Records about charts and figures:
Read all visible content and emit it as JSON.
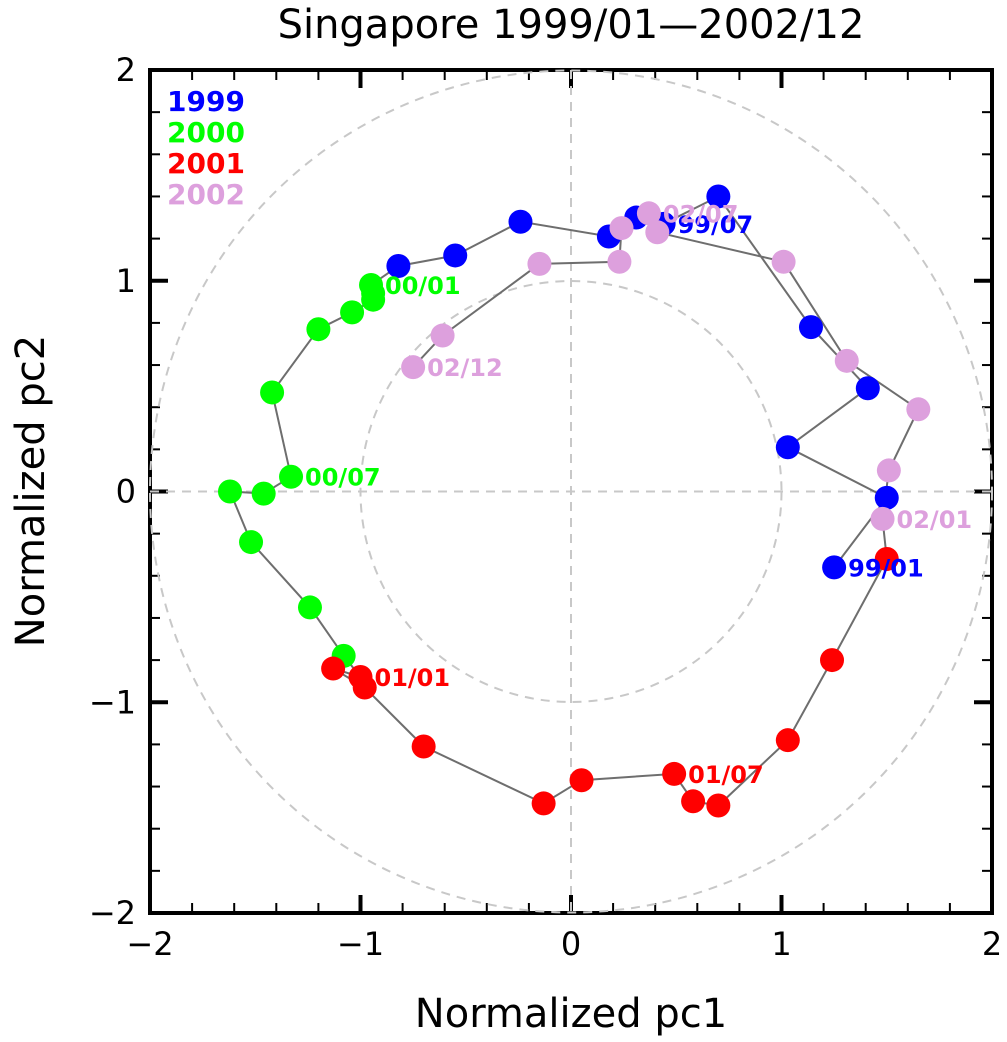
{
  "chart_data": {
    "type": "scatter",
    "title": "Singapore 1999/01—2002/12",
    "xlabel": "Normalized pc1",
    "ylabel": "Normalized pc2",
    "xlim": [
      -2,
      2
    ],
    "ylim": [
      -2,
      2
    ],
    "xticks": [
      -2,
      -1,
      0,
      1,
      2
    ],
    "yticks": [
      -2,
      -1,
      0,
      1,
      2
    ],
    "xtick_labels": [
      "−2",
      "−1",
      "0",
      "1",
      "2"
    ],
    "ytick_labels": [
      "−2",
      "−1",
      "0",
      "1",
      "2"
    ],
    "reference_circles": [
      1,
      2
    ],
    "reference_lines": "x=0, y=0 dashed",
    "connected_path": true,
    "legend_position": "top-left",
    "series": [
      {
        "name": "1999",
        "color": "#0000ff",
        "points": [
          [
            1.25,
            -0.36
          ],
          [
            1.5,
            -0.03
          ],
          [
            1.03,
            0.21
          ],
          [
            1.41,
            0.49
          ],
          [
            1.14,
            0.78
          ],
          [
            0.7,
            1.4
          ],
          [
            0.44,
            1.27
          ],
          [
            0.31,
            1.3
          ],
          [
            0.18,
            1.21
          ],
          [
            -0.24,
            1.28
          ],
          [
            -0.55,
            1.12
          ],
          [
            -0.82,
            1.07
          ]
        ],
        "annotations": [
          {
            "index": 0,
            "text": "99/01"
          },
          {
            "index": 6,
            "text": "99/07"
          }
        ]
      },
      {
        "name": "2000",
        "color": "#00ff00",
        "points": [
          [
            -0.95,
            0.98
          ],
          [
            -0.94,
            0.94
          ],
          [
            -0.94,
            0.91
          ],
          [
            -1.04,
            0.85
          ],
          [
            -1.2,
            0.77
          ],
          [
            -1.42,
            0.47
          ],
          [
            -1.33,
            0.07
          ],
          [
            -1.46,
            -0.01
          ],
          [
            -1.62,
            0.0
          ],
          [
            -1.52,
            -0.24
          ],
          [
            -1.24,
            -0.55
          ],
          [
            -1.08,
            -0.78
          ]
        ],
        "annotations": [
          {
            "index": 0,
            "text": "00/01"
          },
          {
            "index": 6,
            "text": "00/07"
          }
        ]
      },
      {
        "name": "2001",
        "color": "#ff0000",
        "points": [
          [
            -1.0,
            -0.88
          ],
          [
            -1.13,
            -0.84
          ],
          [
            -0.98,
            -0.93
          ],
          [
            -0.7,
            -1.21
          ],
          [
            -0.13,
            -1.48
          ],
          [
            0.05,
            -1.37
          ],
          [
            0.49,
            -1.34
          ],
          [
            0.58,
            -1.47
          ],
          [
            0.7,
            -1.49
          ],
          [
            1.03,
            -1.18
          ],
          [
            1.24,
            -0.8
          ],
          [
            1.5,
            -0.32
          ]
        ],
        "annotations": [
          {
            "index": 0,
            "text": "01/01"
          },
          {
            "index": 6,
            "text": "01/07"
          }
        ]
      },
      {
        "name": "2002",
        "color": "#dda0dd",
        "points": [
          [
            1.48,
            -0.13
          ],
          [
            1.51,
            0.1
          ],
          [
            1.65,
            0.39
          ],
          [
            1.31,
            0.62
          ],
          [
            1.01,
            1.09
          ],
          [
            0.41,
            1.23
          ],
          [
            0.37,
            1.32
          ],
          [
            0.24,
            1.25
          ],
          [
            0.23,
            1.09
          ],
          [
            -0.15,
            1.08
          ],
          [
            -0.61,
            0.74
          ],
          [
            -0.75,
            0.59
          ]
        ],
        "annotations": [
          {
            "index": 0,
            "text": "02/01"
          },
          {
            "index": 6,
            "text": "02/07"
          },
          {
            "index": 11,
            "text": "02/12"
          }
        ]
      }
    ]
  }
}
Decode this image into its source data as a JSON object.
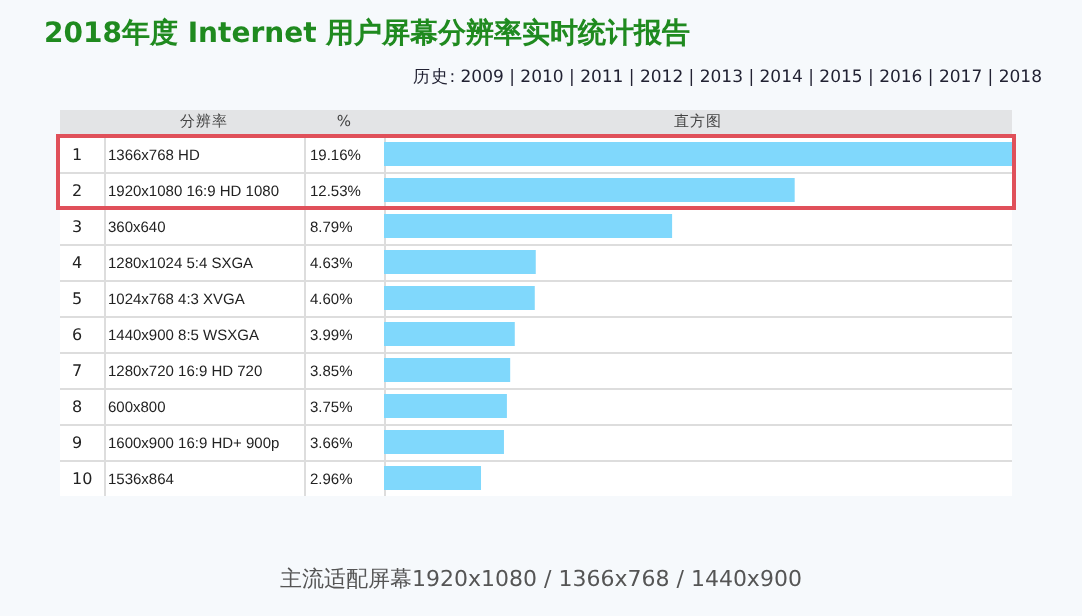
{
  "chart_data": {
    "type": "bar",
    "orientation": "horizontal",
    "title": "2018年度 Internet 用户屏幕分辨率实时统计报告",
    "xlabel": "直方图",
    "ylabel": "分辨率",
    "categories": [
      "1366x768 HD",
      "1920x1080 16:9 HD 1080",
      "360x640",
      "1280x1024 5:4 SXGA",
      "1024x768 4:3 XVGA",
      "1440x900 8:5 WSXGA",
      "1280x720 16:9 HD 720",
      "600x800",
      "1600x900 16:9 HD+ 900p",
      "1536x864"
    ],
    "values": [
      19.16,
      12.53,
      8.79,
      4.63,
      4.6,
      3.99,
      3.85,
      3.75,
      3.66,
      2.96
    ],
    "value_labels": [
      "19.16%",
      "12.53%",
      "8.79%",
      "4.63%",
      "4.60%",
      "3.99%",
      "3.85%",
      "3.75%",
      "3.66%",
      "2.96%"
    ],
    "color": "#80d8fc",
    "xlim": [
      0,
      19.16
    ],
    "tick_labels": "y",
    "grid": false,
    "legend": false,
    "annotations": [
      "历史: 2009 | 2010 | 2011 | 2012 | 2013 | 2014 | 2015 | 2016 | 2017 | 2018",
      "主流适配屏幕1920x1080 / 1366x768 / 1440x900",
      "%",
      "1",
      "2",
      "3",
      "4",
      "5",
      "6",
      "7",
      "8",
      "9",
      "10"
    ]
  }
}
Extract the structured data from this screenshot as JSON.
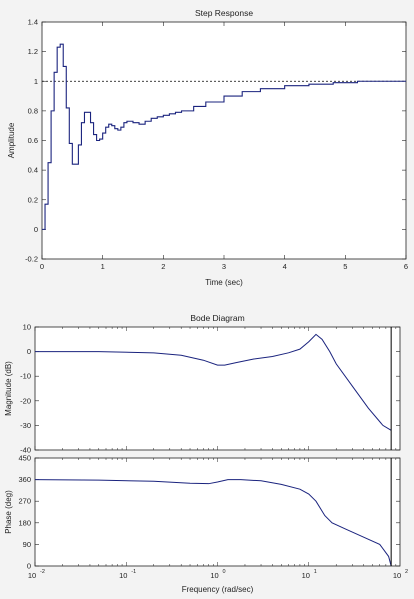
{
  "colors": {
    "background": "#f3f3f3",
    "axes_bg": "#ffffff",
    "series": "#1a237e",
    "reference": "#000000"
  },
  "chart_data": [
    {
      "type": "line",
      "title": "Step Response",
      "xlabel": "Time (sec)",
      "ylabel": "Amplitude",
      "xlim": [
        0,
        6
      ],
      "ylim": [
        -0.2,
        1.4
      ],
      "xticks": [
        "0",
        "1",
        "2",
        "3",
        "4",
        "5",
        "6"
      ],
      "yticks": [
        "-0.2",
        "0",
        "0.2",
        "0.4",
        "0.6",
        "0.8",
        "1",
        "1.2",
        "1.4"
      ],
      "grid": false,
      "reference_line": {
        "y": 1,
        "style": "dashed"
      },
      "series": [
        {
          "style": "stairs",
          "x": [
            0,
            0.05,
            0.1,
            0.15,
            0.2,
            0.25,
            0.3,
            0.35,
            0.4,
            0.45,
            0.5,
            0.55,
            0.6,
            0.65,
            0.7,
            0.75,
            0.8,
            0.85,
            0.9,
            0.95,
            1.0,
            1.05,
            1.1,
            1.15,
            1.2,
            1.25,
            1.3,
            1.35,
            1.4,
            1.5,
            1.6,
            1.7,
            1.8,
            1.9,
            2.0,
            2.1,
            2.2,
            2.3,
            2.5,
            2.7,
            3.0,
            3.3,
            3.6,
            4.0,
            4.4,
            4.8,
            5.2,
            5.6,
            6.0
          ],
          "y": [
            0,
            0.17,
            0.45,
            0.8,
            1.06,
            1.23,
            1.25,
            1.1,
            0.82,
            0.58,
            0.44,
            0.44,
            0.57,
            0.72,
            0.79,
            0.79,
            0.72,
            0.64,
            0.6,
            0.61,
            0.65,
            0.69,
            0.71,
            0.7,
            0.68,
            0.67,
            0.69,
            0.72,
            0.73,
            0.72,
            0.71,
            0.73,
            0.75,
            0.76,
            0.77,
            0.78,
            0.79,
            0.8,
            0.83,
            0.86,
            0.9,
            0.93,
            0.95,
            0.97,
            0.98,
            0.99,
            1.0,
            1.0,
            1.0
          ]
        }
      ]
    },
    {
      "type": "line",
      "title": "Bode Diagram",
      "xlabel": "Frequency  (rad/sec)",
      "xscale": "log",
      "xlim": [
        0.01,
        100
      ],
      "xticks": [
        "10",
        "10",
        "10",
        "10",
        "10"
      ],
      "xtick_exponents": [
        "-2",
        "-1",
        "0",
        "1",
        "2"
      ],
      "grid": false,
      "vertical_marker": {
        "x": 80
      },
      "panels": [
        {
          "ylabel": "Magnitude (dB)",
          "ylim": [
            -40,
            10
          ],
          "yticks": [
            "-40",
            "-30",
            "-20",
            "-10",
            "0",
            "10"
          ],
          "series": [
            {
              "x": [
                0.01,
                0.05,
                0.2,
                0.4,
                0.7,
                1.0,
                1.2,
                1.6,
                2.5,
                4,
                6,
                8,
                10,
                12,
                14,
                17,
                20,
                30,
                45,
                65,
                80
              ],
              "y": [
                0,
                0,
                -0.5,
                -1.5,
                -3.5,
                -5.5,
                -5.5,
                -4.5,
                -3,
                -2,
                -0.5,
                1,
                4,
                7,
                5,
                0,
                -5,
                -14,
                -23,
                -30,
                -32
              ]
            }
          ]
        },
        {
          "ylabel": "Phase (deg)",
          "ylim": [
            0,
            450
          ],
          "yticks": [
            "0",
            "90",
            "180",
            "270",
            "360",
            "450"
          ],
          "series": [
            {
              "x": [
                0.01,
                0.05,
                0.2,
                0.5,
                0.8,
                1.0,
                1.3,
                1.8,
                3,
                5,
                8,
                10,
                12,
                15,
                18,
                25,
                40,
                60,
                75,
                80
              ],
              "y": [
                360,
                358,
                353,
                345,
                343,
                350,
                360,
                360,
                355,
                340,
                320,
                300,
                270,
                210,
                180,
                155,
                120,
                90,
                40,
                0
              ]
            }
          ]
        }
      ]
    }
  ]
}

■ Requirement
Say the number of lines in the listing that hold "this", with no added words.

■ Expected answer
2